[Dataset items]
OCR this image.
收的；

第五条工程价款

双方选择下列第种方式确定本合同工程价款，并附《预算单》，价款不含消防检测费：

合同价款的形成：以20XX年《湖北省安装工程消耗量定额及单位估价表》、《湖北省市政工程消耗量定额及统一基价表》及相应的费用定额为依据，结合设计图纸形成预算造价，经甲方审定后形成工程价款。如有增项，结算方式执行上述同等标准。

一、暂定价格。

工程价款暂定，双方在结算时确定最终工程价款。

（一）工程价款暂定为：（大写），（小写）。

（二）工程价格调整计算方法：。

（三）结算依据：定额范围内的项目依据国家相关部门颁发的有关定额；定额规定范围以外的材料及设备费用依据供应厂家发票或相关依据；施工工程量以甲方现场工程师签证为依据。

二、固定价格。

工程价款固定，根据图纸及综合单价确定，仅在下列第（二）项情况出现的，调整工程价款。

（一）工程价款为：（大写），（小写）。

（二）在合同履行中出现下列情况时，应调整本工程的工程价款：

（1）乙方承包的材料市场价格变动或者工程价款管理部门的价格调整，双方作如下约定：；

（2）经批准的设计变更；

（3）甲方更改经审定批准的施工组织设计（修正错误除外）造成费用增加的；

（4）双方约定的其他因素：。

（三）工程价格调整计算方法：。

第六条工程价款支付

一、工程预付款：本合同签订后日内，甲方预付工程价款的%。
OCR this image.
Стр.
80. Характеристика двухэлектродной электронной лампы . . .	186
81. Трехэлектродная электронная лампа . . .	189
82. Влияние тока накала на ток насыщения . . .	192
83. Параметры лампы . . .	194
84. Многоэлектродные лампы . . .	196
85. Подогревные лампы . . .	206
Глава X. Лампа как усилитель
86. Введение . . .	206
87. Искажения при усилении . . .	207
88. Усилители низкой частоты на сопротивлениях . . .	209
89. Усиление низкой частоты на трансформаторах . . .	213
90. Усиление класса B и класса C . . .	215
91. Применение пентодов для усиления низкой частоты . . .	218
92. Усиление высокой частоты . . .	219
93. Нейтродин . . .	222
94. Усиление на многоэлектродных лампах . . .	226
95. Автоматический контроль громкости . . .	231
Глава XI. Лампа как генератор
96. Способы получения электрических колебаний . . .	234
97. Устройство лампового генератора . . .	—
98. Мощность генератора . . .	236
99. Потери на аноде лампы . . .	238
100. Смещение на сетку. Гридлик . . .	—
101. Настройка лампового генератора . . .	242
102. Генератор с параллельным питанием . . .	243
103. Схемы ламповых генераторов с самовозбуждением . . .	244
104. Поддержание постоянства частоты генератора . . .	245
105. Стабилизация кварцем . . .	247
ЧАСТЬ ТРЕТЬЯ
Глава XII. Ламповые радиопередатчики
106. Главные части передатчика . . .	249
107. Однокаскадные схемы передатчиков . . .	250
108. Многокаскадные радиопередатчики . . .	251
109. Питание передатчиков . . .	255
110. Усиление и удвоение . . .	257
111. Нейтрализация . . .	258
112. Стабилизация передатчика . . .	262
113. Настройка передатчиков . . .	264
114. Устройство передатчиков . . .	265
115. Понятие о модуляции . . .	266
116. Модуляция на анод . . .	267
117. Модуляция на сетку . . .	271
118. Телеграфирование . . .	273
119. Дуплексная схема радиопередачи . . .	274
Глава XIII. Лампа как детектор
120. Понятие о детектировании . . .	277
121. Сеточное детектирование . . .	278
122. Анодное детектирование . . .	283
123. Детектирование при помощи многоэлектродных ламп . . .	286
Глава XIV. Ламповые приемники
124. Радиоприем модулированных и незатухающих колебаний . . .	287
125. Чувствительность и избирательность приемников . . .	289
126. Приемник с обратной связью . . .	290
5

*INSTRUCTIONS TO FOLLOW*
Set down all of the records shown above once more, exactly.

*ANSWER TO THE TASK*
OCR this image.
收的；

第五条工程价款

双方选择下列第种方式确定本合同工程价款，并附《预算单》，价款不含消防检测费：

合同价款的形成：以20XX年《湖北省安装工程消耗量定额及单位估价表》、《湖北省市政工程消耗量定额及统一基价表》及相应的费用定额为依据，结合设计图纸形成预算造价，经甲方审定后形成工程价款。如有增项，结算方式执行上述同等标准。

一、暂定价格。

工程价款暂定，双方在结算时确定最终工程价款。

（一）工程价款暂定为：（大写），（小写）。

（二）工程价格调整计算方法：。

（三）结算依据：定额范围内的项目依据国家相关部门颁发的有关定额；定额规定范围以外的材料及设备费用依据供应厂家发票或相关依据；施工工程量以甲方现场工程师签证为依据。

二、固定价格。

工程价款固定，根据图纸及综合单价确定，仅在下列第（二）项情况出现的，调整工程价款。

（一）工程价款为：（大写），（小写）。

（二）在合同履行中出现下列情况时，应调整本工程的工程价款：

（1）乙方承包的材料市场价格变动或者工程价款管理部门的价格调整，双方作如下约定：；

（2）经批准的设计变更；

（3）甲方更改经审定批准的施工组织设计（修正错误除外）造成费用增加的；

（4）双方约定的其他因素：。

（三）工程价格调整计算方法：。

第六条工程价款支付

一、工程预付款：本合同签订后日内，甲方预付工程价款的%。
OCR this image.
Стр.
80. Характеристика двухэлектродной электронной лампы . . .	186
81. Трехэлектродная электронная лампа . . .	189
82. Влияние тока накала на ток насыщения . . .	192
83. Параметры лампы . . .	194
84. Многоэлектродные лампы . . .	196
85. Подогревные лампы . . .	206
Глава X. Лампа как усилитель
86. Введение . . .	206
87. Искажения при усилении . . .	207
88. Усилители низкой частоты на сопротивлениях . . .	209
89. Усиление низкой частоты на трансформаторах . . .	213
90. Усиление класса B и класса C . . .	215
91. Применение пентодов для усиления низкой частоты . . .	218
92. Усиление высокой частоты . . .	219
93. Нейтродин . . .	222
94. Усиление на многоэлектродных лампах . . .	226
95. Автоматический контроль громкости . . .	231
Глава XI. Лампа как генератор
96. Способы получения электрических колебаний . . .	234
97. Устройство лампового генератора . . .	—
98. Мощность генератора . . .	236
99. Потери на аноде лампы . . .	238
100. Смещение на сетку. Гридлик . . .	—
101. Настройка лампового генератора . . .	242
102. Генератор с параллельным питанием . . .	243
103. Схемы ламповых генераторов с самовозбуждением . . .	244
104. Поддержание постоянства частоты генератора . . .	245
105. Стабилизация кварцем . . .	247
ЧАСТЬ ТРЕТЬЯ
Глава XII. Ламповые радиопередатчики
106. Главные части передатчика . . .	249
107. Однокаскадные схемы передатчиков . . .	250
108. Многокаскадные радиопередатчики . . .	251
109. Питание передатчиков . . .	255
110. Усиление и удвоение . . .	257
111. Нейтрализация . . .	258
112. Стабилизация передатчика . . .	262
113. Настройка передатчиков . . .	264
114. Устройство передатчиков . . .	265
115. Понятие о модуляции . . .	266
116. Модуляция на анод . . .	267
117. Модуляция на сетку . . .	271
118. Телеграфирование . . .	273
119. Дуплексная схема радиопередачи . . .	274
Глава XIII. Лампа как детектор
120. Понятие о детектировании . . .	277
121. Сеточное детектирование . . .	278
122. Анодное детектирование . . .	283
123. Детектирование при помощи многоэлектродных ламп . . .	286
Глава XIV. Ламповые приемники
124. Радиоприем модулированных и незатухающих колебаний . . .	287
125. Чувствительность и избирательность приемников . . .	289
126. Приемник с обратной связью . . .	290
5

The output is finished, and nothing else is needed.